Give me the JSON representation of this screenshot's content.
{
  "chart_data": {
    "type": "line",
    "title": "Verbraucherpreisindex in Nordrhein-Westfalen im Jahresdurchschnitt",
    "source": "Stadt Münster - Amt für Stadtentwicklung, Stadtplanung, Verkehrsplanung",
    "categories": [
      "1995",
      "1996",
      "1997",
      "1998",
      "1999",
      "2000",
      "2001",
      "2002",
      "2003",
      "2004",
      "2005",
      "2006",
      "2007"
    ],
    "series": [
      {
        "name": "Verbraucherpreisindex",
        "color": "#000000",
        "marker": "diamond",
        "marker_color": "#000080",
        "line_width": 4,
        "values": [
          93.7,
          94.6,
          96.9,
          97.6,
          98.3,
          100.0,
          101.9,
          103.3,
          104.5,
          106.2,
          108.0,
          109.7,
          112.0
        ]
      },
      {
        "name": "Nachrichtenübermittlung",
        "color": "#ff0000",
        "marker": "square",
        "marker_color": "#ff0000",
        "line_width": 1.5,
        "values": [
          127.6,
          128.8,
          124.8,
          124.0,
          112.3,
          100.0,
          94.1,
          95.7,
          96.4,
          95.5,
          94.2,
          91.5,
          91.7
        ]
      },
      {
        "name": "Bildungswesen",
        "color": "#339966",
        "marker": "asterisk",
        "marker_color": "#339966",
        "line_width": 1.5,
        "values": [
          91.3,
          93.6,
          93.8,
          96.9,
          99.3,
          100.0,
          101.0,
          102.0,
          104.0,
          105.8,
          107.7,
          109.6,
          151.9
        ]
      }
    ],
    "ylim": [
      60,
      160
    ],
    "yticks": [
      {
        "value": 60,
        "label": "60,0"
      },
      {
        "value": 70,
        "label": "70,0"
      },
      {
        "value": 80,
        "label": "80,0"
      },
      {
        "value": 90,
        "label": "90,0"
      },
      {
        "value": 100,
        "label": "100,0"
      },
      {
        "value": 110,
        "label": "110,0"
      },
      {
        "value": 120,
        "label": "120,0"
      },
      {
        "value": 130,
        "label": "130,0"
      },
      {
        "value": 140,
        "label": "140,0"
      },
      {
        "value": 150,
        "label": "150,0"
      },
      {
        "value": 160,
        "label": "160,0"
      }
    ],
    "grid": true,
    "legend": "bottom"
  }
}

= = = =

* _Exercise task_
Search the entries for the string "Verbraucherpreisindex" and collect each line that has it.

* _Exercise response_
    "title": "Verbraucherpreisindex in Nordrhein-Westfalen im Jahresdurchschnitt",
        "name": "Verbraucherpreisindex",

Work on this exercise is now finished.